--- MATERIAL SHOWN ---
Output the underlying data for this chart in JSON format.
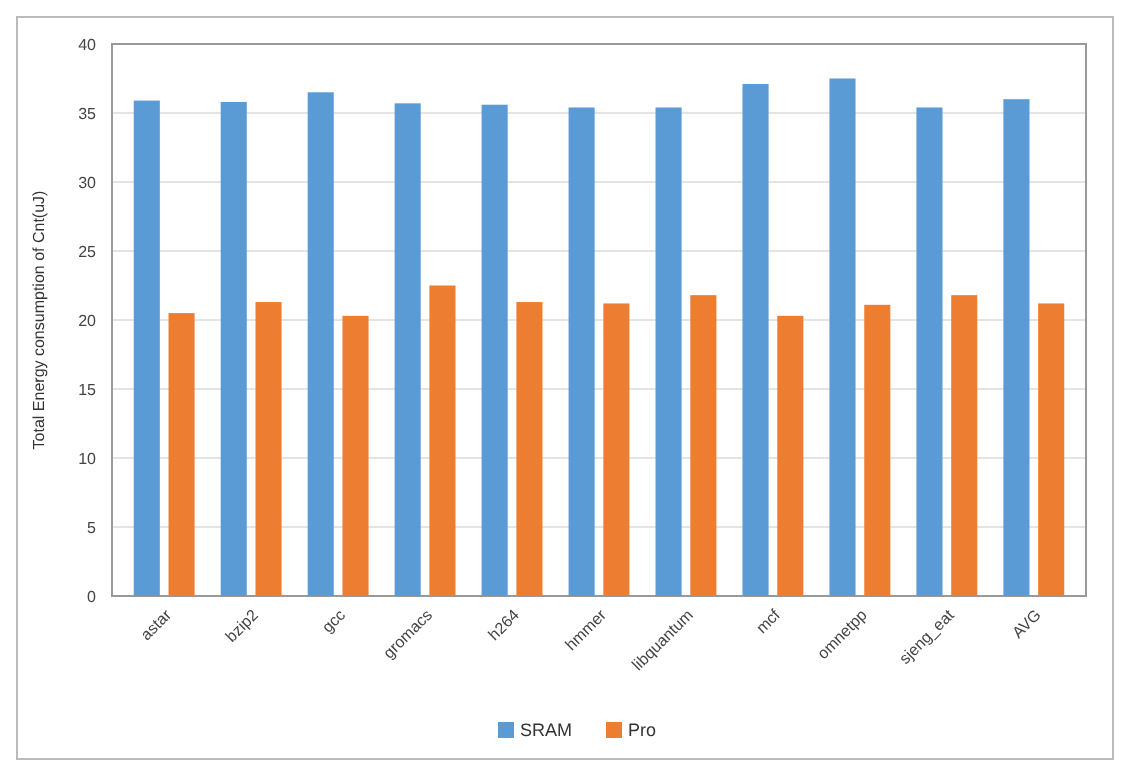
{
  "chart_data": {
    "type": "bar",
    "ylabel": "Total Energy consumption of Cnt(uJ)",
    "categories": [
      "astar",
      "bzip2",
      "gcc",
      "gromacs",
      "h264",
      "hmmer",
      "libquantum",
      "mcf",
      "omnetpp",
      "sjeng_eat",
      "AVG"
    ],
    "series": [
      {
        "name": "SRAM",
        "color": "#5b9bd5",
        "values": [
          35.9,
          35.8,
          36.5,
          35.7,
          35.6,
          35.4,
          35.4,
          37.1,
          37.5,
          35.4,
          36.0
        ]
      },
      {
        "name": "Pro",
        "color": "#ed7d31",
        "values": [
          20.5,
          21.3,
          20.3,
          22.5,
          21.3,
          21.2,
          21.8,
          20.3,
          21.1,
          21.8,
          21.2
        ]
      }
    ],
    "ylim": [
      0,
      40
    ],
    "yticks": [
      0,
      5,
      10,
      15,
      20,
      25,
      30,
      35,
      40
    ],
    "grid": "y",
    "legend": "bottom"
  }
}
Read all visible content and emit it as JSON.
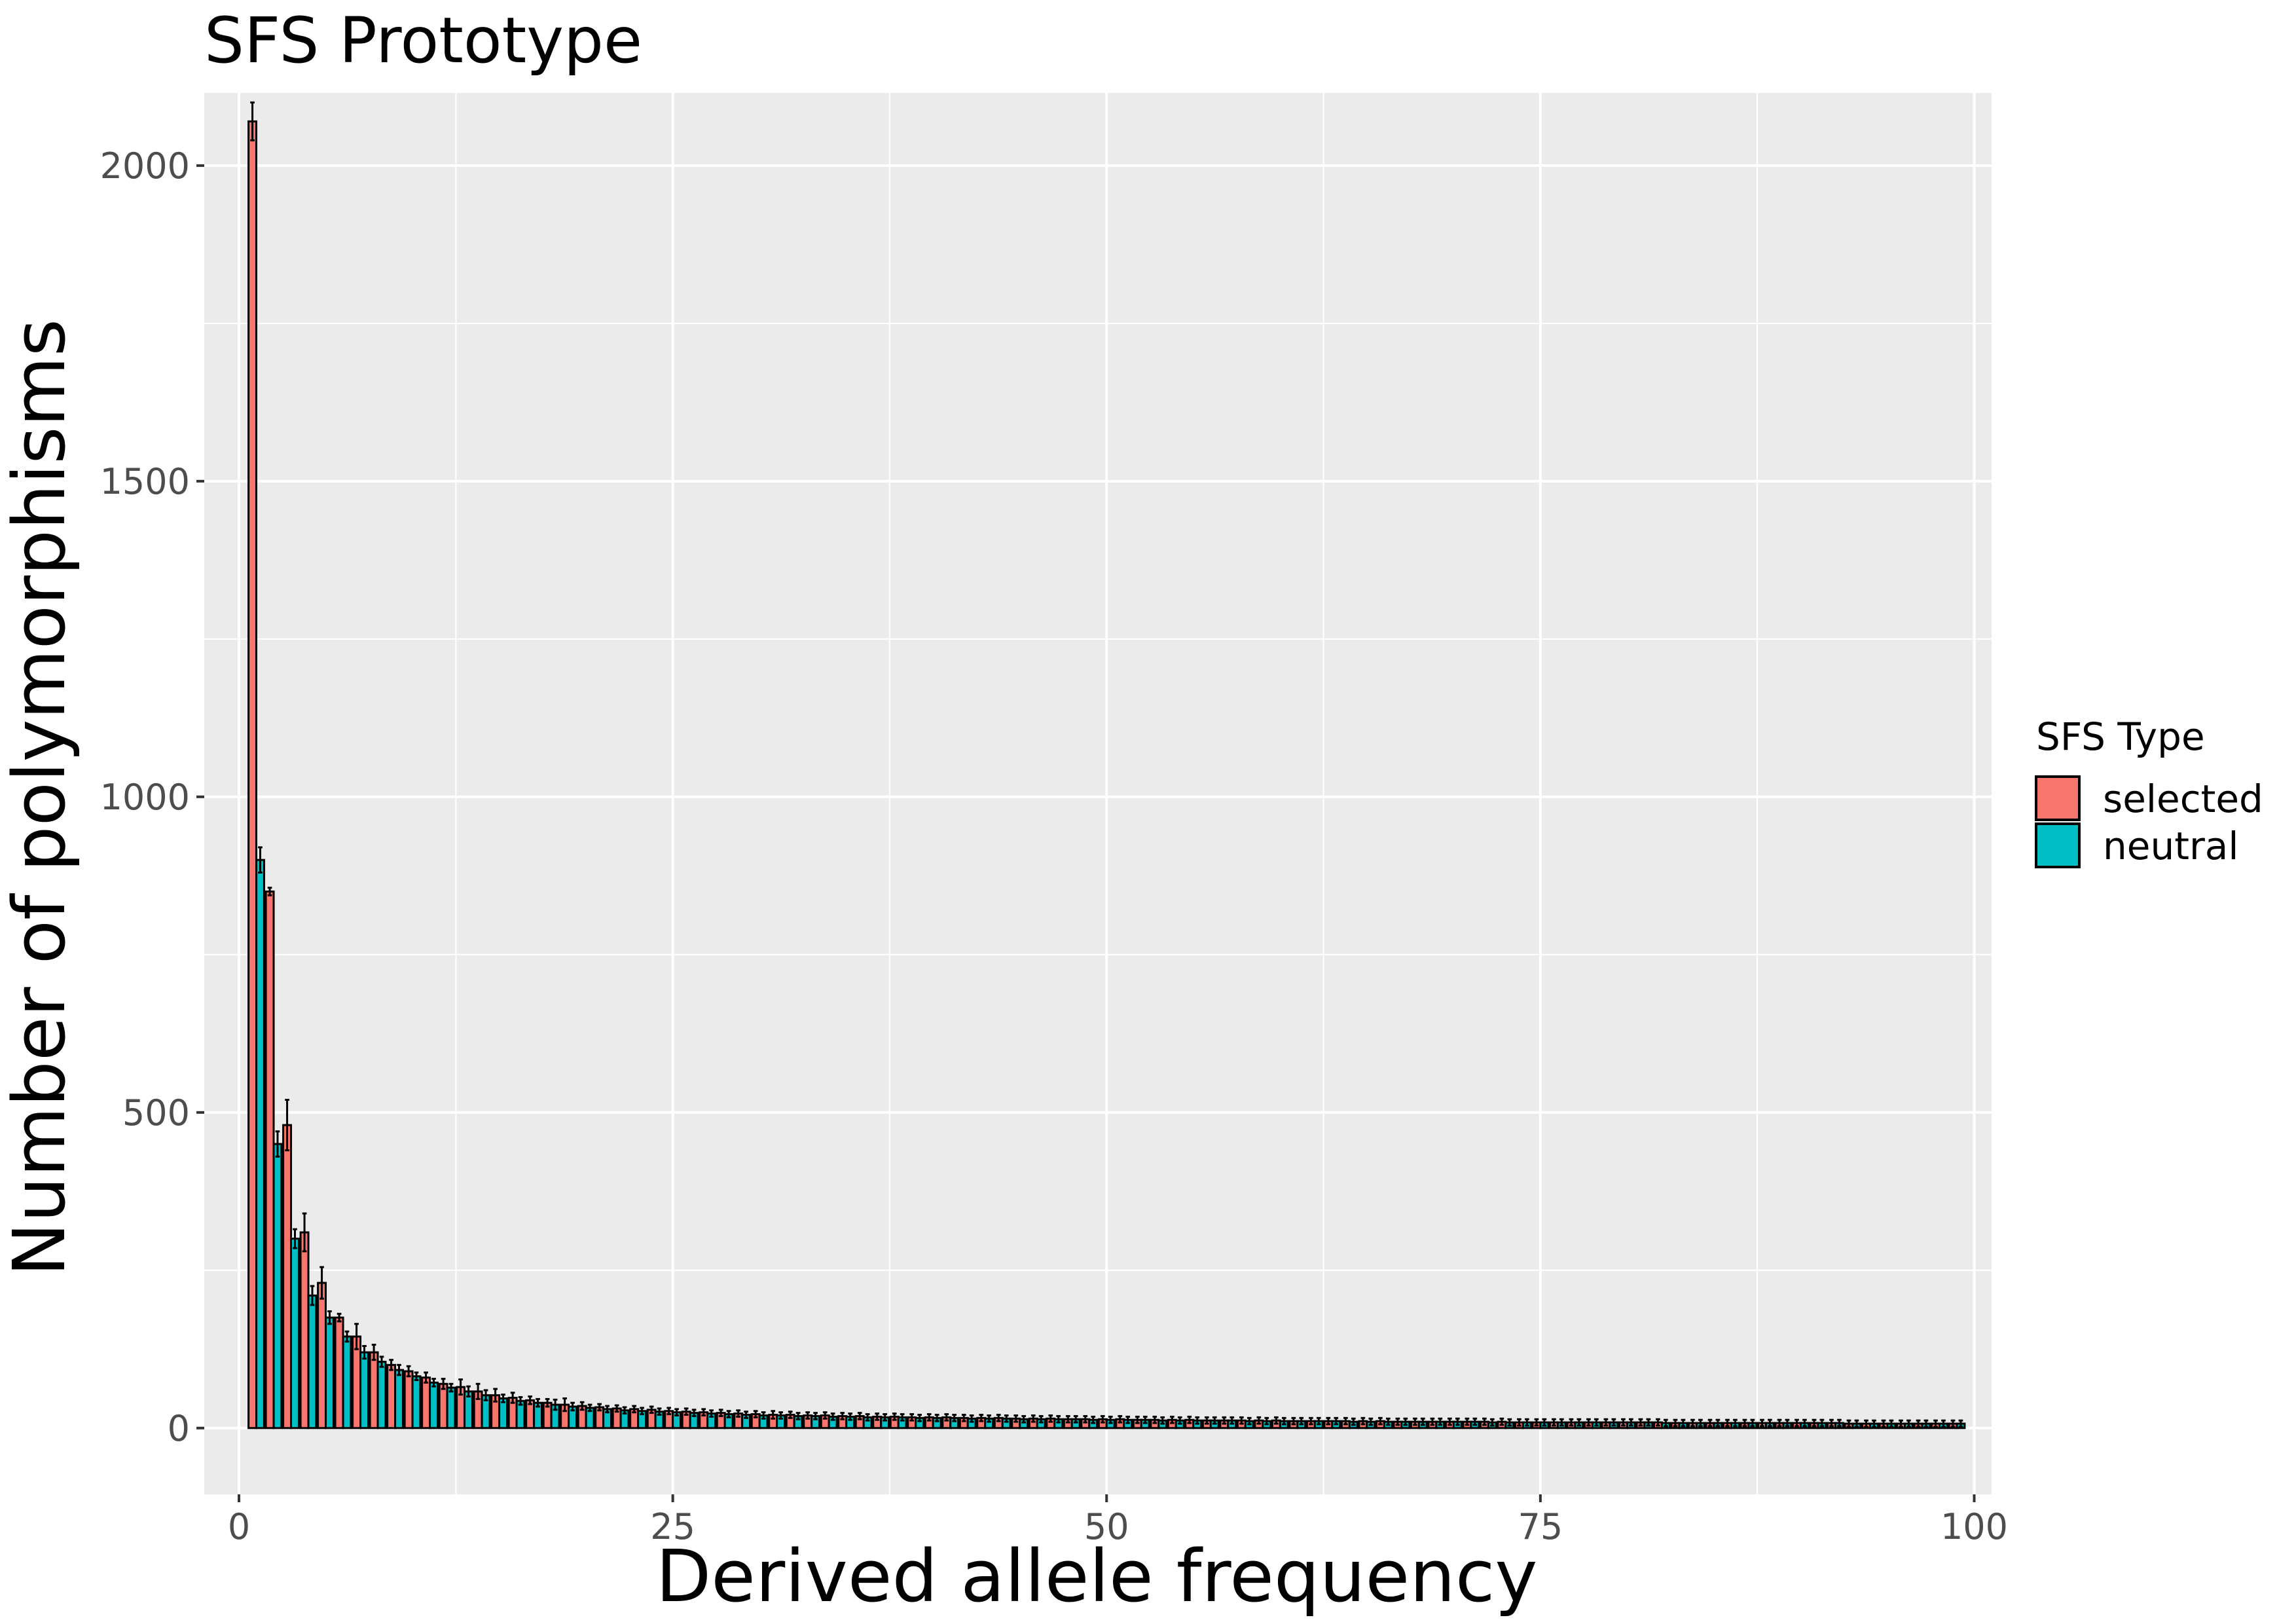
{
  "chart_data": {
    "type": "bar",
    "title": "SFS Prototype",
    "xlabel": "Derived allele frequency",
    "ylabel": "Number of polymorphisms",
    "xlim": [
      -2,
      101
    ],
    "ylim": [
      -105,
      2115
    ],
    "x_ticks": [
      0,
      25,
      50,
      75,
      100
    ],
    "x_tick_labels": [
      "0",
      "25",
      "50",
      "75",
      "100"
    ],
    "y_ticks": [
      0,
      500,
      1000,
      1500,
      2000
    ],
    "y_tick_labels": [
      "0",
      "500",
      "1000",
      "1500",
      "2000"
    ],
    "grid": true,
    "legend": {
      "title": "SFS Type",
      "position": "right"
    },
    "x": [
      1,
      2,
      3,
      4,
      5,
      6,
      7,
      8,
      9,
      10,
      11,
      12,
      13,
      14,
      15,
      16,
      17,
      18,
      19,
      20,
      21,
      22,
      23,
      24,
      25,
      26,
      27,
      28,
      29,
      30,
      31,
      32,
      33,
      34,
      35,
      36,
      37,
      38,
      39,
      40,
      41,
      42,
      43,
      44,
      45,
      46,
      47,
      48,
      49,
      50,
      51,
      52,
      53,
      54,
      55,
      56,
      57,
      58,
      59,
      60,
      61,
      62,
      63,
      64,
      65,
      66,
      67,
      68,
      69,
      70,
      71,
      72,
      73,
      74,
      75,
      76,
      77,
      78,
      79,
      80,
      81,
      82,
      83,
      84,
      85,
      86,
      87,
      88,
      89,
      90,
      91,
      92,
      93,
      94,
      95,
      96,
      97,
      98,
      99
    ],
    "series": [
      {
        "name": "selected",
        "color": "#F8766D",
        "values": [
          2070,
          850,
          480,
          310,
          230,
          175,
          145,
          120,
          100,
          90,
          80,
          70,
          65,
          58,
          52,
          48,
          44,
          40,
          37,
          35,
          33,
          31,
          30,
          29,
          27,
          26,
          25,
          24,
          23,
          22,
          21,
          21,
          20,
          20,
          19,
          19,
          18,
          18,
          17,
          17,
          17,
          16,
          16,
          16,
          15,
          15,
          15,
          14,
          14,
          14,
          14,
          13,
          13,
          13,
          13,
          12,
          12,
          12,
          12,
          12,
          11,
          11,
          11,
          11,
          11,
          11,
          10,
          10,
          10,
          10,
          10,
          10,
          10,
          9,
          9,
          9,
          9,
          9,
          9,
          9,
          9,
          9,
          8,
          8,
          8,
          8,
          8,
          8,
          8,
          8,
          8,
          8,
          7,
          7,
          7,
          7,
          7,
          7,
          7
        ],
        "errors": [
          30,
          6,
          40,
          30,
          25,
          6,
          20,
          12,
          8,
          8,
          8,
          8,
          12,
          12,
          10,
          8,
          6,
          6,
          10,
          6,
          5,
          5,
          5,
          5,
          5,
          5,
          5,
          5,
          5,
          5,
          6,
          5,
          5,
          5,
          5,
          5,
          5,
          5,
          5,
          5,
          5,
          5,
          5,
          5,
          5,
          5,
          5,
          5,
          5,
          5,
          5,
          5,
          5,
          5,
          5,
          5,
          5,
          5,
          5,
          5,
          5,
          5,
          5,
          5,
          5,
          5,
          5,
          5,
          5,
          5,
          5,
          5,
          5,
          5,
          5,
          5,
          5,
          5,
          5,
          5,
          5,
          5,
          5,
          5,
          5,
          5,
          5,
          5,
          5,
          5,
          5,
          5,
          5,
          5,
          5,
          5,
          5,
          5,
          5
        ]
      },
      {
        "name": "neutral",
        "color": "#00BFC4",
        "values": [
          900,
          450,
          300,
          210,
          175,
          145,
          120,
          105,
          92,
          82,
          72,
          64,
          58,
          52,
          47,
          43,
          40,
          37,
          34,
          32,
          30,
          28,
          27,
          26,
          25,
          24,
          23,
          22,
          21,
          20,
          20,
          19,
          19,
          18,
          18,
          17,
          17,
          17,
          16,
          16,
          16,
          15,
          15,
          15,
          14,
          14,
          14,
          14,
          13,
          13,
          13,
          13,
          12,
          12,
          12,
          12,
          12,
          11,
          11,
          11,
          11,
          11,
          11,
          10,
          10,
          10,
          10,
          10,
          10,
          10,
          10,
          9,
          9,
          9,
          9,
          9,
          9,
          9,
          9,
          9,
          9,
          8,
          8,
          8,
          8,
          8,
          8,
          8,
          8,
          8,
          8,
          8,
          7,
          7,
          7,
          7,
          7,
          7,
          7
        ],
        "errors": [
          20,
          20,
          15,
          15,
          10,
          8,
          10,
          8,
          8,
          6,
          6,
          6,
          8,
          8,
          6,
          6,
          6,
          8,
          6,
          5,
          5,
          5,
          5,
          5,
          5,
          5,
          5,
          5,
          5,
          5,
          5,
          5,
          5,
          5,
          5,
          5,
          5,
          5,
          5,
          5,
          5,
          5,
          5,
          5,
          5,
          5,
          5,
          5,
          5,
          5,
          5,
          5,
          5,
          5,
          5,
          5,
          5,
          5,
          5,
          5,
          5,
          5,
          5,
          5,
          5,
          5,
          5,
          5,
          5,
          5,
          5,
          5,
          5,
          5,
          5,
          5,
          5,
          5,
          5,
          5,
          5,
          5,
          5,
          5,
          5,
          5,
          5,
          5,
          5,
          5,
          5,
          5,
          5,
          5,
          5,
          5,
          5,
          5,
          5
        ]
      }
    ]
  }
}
---
**TASK DETAILS**:
Filter the records for lines holding the string "color". Copy each one.

**ANSWER TO THIS TASK**:
        "color": "#5b9bd5",
        "color": "#ed7d31",
        "color": "#F8766D",
        "color": "#00BFC4",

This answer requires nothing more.